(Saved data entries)
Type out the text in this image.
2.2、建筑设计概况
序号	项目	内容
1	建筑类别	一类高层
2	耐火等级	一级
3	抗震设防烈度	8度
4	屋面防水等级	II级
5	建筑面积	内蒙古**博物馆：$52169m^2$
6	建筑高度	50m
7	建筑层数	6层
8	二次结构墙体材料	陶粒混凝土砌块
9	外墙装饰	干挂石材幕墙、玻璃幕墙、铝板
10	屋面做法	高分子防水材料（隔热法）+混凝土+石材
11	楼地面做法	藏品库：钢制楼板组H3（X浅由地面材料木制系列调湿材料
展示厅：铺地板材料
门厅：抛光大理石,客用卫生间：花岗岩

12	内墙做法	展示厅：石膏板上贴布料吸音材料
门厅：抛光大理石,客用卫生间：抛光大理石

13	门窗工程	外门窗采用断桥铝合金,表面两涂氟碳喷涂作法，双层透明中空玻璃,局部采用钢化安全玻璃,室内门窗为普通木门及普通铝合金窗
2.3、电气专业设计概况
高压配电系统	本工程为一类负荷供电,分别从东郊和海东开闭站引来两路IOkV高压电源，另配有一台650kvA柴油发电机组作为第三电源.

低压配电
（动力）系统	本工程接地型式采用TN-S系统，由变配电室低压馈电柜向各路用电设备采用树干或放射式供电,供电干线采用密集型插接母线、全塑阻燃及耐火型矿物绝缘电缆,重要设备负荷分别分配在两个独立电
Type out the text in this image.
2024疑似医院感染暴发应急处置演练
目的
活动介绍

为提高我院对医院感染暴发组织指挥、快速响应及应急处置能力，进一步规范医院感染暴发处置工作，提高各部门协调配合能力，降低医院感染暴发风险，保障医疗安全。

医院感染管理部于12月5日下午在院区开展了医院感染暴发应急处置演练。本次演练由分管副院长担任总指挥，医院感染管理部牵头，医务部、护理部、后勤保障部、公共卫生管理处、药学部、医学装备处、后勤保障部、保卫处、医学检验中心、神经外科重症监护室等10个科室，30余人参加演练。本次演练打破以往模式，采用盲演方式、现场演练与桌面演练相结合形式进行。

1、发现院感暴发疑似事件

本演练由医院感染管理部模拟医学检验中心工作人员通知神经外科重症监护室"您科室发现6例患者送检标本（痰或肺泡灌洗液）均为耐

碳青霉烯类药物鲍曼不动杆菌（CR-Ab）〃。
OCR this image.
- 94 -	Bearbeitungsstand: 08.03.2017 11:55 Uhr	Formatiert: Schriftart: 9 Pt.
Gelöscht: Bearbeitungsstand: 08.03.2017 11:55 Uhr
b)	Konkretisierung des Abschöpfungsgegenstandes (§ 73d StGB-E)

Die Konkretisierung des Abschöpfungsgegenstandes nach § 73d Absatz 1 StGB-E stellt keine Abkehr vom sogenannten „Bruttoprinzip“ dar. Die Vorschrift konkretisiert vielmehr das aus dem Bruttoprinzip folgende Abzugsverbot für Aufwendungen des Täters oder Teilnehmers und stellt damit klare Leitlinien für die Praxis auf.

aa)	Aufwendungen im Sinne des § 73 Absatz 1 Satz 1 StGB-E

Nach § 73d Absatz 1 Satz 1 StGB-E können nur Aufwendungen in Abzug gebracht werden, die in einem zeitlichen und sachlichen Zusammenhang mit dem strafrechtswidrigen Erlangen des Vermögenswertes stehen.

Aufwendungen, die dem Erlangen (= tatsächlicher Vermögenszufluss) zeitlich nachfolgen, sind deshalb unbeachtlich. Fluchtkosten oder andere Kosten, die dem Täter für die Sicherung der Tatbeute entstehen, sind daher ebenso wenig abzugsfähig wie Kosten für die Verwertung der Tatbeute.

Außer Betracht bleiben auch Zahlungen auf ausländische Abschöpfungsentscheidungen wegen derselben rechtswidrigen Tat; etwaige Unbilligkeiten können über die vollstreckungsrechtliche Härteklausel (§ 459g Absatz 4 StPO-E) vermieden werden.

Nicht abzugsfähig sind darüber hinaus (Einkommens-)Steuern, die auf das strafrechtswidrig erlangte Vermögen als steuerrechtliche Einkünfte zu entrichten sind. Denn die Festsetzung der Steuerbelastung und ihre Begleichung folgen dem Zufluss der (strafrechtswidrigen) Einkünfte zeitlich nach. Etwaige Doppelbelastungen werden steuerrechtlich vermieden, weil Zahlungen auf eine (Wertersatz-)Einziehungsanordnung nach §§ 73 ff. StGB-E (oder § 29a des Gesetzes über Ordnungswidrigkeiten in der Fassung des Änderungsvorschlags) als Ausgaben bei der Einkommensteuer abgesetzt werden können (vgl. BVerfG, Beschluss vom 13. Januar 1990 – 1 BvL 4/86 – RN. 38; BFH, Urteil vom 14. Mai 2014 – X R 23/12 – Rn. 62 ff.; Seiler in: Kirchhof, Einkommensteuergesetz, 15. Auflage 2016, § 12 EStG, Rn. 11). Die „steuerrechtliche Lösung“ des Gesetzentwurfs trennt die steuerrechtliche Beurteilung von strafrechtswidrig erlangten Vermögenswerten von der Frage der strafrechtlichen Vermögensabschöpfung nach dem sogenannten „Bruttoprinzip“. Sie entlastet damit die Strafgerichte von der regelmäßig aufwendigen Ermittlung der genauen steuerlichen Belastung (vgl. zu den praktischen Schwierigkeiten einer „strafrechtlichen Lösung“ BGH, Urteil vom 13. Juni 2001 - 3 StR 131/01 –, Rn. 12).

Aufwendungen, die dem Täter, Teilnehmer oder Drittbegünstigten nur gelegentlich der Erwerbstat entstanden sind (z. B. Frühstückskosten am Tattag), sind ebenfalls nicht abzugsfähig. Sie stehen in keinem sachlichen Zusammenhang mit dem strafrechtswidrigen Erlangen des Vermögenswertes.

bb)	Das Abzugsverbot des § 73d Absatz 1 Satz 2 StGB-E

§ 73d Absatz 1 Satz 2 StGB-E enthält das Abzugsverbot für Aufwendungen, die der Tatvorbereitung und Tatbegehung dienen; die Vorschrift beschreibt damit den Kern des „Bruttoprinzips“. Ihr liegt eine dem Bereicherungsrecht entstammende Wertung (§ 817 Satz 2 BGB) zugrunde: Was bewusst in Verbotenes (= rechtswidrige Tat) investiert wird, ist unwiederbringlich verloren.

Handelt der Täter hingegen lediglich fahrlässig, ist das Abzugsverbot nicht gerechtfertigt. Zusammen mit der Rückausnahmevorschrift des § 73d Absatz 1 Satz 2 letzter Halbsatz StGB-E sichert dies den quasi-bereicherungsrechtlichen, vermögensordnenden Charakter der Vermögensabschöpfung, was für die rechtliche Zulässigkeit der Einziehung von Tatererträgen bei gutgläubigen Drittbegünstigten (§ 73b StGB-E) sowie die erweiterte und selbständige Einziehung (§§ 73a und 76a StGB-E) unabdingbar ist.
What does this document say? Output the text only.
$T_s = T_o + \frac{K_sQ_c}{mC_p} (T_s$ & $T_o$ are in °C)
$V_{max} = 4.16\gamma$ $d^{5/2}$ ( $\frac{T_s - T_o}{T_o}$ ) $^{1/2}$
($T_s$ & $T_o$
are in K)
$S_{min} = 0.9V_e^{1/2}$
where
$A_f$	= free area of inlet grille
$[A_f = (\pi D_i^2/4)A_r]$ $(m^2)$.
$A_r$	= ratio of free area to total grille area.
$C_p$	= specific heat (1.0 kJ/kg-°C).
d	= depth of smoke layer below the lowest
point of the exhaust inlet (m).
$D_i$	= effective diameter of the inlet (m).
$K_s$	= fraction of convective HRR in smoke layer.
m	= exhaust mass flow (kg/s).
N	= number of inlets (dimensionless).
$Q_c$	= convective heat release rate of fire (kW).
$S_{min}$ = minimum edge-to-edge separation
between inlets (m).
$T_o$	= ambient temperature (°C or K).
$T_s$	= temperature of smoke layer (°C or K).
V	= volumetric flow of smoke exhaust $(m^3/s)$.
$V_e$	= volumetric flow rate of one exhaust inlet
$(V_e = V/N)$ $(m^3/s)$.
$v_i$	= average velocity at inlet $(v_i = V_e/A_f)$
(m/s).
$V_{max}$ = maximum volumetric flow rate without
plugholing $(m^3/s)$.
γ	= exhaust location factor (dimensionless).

▶ [GIVEN TASK] Return all lines with the word "über" in them.

▶ [SOLVED EXERCISE]
Außer Betracht bleiben auch Zahlungen auf ausländische Abschöpfungsentscheidungen wegen derselben rechtswidrigen Tat; etwaige Unbilligkeiten können über die vollstreckungsrechtliche Härteklausel (§ 459g Absatz 4 StPO-E) vermieden werden.
Nicht abzugsfähig sind darüber hinaus (Einkommens-)Steuern, die auf das strafrechtswidrig erlangte Vermögen als steuerrechtliche Einkünfte zu entrichten sind. Denn die Festsetzung der Steuerbelastung und ihre Begleichung folgen dem Zufluss der (strafrechtswidrigen) Einkünfte zeitlich nach. Etwaige Doppelbelastungen werden steuerrechtlich vermieden, weil Zahlungen auf eine (Wertersatz-)Einziehungsanordnung nach §§ 73 ff. StGB-E (oder § 29a des Gesetzes über Ordnungswidrigkeiten in der Fassung des Änderungsvorschlags) als Ausgaben bei der Einkommensteuer abgesetzt werden können (vgl. BVerfG, Beschluss vom 13. Januar 1990 – 1 BvL 4/86 – RN. 38; BFH, Urteil vom 14. Mai 2014 – X R 23/12 – Rn. 62 ff.; Seiler in: Kirchhof, Einkommensteuergesetz, 15. Auflage 2016, § 12 EStG, Rn. 11). Die „steuerrechtliche Lösung“ des Gesetzentwurfs trennt die steuerrechtliche Beurteilung von strafrechtswidrig erlangten Vermögenswerten von der Frage der strafrechtlichen Vermögensabschöpfung nach dem sogenannten „Bruttoprinzip“. Sie entlastet damit die Strafgerichte von der regelmäßig aufwendigen Ermittlung der genauen steuerlichen Belastung (vgl. zu den praktischen Schwierigkeiten einer „strafrechtlichen Lösung“ BGH, Urteil vom 13. Juni 2001 - 3 StR 131/01 –, Rn. 12).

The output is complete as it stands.